*** Opening of Data to use ***

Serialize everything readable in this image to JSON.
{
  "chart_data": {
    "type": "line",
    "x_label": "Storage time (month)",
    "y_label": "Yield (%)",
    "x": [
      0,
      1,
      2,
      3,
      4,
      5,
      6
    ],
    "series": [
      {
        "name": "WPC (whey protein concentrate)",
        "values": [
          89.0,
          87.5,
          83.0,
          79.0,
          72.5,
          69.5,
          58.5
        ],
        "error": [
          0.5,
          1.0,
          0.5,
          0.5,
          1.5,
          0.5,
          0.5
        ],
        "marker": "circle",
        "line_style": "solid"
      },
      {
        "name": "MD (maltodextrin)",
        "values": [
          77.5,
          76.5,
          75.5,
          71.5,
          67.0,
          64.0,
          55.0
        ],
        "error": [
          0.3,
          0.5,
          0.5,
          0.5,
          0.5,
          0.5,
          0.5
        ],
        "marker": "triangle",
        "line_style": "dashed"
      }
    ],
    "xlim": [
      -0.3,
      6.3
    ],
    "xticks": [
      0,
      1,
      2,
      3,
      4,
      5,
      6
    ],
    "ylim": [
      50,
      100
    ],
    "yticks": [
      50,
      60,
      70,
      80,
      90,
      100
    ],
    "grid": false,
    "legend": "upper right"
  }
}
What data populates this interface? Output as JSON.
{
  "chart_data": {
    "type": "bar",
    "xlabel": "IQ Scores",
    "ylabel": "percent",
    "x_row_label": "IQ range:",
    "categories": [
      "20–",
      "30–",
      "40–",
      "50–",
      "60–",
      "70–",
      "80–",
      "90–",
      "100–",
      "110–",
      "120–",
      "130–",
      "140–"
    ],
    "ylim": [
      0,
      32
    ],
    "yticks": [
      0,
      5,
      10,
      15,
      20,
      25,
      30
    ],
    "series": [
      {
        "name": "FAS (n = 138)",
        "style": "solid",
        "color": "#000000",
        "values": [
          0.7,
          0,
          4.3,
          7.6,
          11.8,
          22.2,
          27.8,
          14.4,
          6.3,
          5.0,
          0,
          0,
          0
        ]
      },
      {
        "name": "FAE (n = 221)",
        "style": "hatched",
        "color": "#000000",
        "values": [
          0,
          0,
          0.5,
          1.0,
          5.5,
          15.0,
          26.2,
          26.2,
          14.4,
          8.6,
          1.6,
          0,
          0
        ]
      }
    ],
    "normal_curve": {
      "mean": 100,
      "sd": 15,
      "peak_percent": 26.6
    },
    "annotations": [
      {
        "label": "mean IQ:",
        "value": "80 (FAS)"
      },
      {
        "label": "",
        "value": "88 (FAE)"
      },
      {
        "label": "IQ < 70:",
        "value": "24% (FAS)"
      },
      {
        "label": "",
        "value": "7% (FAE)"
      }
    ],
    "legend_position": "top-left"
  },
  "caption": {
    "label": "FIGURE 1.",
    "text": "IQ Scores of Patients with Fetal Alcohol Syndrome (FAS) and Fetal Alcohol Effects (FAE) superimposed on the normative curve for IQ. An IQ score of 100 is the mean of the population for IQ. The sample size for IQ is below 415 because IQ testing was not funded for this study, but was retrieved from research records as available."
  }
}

*** Close of Data to use ***

> Exercise aim:
Check each line of the material for "Scores". Copy the ones that have it.

> Exercise response:
    "xlabel": "IQ Scores",
    "text": "IQ Scores of Patients with Fetal Alcohol Syndrome (FAS) and Fetal Alcohol Effects (FAE) superimposed on the normative curve for IQ. An IQ score of 100 is the mean of the population for IQ. The sample size for IQ is below 415 because IQ testing was not funded for this study, but was retrieved from research records as available."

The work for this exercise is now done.